• _Task brief_
Count how many lines of the data include "color". The answer is that number and nothing else.

(Extracted data entries)

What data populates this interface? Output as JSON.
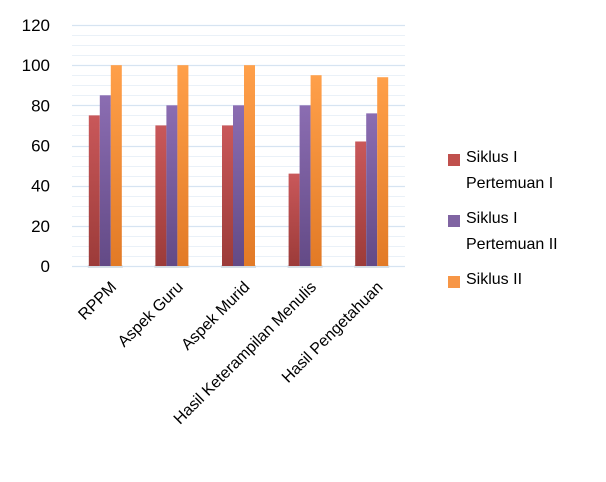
{
  "chart_data": {
    "type": "bar",
    "categories": [
      "RPPM",
      "Aspek Guru",
      "Aspek Murid",
      "Hasil Keterampilan Menulis",
      "Hasil Pengetahuan"
    ],
    "series": [
      {
        "name": "Siklus I Pertemuan I",
        "values": [
          75,
          70,
          70,
          46,
          62
        ],
        "color": "#c0504d"
      },
      {
        "name": "Siklus I Pertemuan II",
        "values": [
          85,
          80,
          80,
          80,
          76
        ],
        "color": "#8064a2"
      },
      {
        "name": "Siklus II",
        "values": [
          100,
          100,
          100,
          95,
          94
        ],
        "color": "#f79646"
      }
    ],
    "yticks": [
      "0",
      "20",
      "40",
      "60",
      "80",
      "100",
      "120"
    ],
    "ylim": [
      0,
      120
    ],
    "grid": true,
    "legend_position": "right",
    "legend_lines": [
      [
        "Siklus I",
        "Pertemuan I"
      ],
      [
        "Siklus I",
        "Pertemuan II"
      ],
      [
        "Siklus II"
      ]
    ]
  }
}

• _Right answer_
3